Stated goal: Go through the records and copy each line where the word "Curriculum" occurs.

------------------------------------------------------------

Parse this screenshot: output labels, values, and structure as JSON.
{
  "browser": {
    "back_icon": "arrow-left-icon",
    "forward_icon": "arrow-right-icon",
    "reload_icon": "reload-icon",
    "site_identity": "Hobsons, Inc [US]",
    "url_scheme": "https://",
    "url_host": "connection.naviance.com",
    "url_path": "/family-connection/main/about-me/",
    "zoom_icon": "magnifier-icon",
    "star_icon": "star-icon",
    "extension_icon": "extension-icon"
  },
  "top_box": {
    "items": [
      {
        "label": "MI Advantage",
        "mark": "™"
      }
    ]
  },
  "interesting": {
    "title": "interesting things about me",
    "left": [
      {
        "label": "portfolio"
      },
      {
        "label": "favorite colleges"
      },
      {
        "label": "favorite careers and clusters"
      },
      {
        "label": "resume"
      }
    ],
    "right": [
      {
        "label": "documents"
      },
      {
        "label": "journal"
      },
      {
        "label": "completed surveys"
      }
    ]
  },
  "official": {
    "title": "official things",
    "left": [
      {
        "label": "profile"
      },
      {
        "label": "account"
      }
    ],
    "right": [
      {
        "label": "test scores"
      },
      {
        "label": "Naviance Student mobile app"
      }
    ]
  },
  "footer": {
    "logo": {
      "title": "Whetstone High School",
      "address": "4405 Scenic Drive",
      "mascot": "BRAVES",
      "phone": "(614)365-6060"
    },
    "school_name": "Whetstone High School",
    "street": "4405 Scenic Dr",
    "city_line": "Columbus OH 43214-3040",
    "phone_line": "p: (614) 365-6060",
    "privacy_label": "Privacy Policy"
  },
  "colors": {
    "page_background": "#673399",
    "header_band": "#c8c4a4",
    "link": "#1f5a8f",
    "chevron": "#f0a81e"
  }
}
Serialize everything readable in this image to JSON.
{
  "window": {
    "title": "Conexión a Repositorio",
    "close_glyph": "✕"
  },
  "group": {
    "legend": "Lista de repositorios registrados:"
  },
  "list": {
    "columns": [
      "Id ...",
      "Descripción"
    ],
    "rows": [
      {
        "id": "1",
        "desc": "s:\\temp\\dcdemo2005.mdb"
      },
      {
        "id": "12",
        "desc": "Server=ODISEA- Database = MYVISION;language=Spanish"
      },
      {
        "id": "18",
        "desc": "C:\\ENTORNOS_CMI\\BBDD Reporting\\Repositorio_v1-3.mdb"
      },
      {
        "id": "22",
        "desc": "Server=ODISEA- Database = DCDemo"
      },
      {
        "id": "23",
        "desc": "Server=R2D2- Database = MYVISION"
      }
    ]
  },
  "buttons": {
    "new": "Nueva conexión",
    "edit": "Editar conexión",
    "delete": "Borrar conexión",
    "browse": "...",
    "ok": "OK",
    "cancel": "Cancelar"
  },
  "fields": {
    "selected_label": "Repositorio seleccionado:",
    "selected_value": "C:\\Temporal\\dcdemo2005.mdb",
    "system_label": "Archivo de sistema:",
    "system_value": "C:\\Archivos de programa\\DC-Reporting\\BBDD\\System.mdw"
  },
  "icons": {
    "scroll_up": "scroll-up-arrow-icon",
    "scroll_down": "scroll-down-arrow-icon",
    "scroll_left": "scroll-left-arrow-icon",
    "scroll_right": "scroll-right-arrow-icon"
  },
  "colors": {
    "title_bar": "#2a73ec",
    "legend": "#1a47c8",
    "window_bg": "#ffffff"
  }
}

------------------------------------------------------------

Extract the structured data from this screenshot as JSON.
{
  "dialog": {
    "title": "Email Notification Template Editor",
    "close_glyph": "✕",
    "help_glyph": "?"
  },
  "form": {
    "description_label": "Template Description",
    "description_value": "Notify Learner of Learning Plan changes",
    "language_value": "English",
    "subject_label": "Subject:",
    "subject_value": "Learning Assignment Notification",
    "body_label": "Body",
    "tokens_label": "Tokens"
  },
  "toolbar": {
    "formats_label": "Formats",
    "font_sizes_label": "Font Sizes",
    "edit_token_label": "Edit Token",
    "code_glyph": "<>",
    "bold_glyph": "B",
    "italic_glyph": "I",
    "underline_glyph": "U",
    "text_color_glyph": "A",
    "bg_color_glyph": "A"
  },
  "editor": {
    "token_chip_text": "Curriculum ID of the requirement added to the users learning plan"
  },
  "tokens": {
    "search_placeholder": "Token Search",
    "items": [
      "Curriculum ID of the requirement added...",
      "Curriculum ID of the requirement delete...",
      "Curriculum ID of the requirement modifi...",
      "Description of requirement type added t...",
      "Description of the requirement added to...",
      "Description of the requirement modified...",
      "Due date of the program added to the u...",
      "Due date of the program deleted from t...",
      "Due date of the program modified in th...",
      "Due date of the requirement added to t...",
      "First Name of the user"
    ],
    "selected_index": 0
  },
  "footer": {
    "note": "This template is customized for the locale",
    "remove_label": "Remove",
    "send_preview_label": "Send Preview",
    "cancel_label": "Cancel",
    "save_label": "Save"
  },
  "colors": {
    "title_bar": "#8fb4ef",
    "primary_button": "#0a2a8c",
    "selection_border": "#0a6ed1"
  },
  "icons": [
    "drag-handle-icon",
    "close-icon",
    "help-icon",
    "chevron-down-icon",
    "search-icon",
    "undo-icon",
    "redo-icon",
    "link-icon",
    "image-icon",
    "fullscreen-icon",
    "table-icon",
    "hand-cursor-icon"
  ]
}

------------------------------------------------------------

Complete output:
    "token_chip_text": "Curriculum ID of the requirement added to the users learning plan"
      "Curriculum ID of the requirement added...",
      "Curriculum ID of the requirement delete...",
      "Curriculum ID of the requirement modifi...",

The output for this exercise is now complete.